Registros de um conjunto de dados
——

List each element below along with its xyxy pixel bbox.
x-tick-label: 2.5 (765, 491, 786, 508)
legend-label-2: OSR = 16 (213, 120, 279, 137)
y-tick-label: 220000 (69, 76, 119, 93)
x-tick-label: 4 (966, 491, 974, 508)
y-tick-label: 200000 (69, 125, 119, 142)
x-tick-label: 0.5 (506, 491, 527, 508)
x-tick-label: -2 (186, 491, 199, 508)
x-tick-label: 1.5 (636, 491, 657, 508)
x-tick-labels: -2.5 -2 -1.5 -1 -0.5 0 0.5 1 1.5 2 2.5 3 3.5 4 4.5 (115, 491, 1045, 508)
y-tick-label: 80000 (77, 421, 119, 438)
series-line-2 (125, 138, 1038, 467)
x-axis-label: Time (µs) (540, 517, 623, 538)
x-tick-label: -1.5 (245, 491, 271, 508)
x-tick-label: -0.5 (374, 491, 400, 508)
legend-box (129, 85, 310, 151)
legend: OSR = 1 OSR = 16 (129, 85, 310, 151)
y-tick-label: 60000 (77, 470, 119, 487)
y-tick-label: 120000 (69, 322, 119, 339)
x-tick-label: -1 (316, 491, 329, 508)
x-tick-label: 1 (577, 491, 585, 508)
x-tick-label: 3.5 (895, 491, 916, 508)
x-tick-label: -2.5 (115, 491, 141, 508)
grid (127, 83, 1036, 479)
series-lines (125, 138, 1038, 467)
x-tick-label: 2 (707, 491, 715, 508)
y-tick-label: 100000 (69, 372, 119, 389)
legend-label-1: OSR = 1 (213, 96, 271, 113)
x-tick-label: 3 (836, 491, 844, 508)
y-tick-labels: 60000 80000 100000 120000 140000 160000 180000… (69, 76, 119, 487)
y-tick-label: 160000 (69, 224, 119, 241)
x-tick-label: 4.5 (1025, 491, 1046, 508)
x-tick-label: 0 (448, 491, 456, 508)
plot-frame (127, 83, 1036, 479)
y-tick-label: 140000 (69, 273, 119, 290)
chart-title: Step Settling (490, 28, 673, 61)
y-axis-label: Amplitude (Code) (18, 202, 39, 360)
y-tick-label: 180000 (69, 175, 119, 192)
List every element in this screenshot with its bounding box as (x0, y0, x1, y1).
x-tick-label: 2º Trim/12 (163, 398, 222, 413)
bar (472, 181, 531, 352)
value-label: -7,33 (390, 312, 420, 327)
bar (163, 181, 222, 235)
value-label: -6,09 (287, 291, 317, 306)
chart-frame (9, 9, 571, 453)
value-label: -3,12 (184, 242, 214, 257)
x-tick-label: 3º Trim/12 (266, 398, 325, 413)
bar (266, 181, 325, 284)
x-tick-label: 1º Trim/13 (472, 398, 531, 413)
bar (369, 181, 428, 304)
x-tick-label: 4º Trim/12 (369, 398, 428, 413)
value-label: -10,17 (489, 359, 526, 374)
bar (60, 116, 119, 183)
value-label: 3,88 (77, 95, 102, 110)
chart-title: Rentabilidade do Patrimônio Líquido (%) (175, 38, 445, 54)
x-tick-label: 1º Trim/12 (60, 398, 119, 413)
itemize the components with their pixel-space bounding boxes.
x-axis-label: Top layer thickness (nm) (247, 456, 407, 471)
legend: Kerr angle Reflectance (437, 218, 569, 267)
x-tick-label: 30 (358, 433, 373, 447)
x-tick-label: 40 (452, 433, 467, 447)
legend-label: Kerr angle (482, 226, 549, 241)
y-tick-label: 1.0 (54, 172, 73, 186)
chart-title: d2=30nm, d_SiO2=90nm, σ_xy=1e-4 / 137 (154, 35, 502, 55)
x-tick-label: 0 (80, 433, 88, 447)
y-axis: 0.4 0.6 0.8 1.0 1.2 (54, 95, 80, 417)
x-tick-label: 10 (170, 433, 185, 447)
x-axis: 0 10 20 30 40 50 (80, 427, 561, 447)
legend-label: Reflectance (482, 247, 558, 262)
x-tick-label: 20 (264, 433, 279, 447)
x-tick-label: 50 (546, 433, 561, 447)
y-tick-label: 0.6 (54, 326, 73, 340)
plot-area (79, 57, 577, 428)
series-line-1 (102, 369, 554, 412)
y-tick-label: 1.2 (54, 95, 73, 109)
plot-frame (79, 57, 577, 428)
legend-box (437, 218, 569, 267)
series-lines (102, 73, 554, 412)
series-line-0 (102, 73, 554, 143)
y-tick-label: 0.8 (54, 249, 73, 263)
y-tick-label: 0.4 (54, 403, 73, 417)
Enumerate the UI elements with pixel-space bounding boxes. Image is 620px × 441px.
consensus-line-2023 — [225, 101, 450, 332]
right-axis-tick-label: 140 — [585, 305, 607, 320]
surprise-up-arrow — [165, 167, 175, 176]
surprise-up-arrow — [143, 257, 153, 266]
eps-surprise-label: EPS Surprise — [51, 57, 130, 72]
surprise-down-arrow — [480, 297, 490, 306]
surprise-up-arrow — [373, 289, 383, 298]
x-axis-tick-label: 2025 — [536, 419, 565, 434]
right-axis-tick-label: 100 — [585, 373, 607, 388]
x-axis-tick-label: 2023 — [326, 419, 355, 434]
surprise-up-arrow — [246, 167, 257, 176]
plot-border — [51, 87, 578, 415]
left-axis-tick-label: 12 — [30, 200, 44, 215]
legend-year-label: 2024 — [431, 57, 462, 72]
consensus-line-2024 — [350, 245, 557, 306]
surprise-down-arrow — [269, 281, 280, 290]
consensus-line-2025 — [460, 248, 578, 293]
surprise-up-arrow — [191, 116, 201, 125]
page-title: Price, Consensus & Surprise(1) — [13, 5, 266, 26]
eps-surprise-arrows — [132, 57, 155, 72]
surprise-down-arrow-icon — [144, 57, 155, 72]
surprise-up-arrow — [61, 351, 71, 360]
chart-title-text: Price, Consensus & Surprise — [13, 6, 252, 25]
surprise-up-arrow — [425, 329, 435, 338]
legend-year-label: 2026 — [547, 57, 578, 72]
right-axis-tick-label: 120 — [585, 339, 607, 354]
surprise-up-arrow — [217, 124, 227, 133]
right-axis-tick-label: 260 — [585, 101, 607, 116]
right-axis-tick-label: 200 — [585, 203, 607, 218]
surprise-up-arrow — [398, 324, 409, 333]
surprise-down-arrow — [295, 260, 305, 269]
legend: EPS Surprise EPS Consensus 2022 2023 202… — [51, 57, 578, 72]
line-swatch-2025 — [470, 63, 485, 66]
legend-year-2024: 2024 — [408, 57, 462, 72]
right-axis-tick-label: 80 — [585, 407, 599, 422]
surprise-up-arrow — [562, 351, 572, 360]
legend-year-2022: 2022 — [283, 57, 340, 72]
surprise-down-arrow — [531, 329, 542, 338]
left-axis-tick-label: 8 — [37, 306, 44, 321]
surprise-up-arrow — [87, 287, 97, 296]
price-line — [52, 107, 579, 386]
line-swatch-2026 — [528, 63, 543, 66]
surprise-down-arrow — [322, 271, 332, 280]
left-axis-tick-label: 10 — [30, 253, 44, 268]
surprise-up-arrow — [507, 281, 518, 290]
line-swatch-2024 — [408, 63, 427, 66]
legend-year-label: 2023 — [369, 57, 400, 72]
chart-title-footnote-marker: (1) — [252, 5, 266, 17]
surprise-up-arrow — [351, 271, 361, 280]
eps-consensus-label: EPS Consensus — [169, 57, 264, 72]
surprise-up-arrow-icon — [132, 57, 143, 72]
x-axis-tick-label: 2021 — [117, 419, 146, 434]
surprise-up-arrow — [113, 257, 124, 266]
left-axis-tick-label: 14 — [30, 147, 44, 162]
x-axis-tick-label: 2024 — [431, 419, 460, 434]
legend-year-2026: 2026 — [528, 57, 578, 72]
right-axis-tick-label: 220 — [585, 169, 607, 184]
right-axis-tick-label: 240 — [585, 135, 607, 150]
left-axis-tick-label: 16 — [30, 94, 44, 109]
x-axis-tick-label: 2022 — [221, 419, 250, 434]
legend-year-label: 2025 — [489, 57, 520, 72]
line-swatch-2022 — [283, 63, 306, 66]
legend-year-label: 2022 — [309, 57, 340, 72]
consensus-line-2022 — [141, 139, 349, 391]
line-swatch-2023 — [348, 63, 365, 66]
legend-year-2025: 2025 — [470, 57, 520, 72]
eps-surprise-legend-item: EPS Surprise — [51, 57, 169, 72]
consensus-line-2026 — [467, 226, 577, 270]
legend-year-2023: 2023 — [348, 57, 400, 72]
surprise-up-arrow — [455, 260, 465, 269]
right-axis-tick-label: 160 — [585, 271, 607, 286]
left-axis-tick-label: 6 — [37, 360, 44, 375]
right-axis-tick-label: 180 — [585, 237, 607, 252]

——

* **Descrição da tarefa**
Reproduza as linhas que vão do início dos registros até a linha com "y-tick-label: 140000 (69, 273, 119, 290)", substituindo "plot-frame" por "chart-frame" e deixando todo o resto inalterado.

* **Solução proposta**
List each element below along with its xyxy pixel bbox.
x-tick-label: 2.5 (765, 491, 786, 508)
legend-label-2: OSR = 16 (213, 120, 279, 137)
y-tick-label: 220000 (69, 76, 119, 93)
x-tick-label: 4 (966, 491, 974, 508)
y-tick-label: 200000 (69, 125, 119, 142)
x-tick-label: 0.5 (506, 491, 527, 508)
x-tick-label: -2 (186, 491, 199, 508)
x-tick-label: 1.5 (636, 491, 657, 508)
x-tick-labels: -2.5 -2 -1.5 -1 -0.5 0 0.5 1 1.5 2 2.5 3 3.5 4 4.5 (115, 491, 1045, 508)
y-tick-label: 80000 (77, 421, 119, 438)
series-line-2 (125, 138, 1038, 467)
x-axis-label: Time (µs) (540, 517, 623, 538)
x-tick-label: -1.5 (245, 491, 271, 508)
x-tick-label: -0.5 (374, 491, 400, 508)
legend-box (129, 85, 310, 151)
legend: OSR = 1 OSR = 16 (129, 85, 310, 151)
y-tick-label: 60000 (77, 470, 119, 487)
y-tick-label: 120000 (69, 322, 119, 339)
x-tick-label: -1 (316, 491, 329, 508)
x-tick-label: 1 (577, 491, 585, 508)
x-tick-label: 3.5 (895, 491, 916, 508)
x-tick-label: -2.5 (115, 491, 141, 508)
grid (127, 83, 1036, 479)
series-lines (125, 138, 1038, 467)
x-tick-label: 2 (707, 491, 715, 508)
y-tick-label: 100000 (69, 372, 119, 389)
legend-label-1: OSR = 1 (213, 96, 271, 113)
x-tick-label: 3 (836, 491, 844, 508)
y-tick-labels: 60000 80000 100000 120000 140000 160000 180000… (69, 76, 119, 487)
y-tick-label: 160000 (69, 224, 119, 241)
x-tick-label: 4.5 (1025, 491, 1046, 508)
x-tick-label: 0 (448, 491, 456, 508)
chart-frame (127, 83, 1036, 479)
y-tick-label: 140000 (69, 273, 119, 290)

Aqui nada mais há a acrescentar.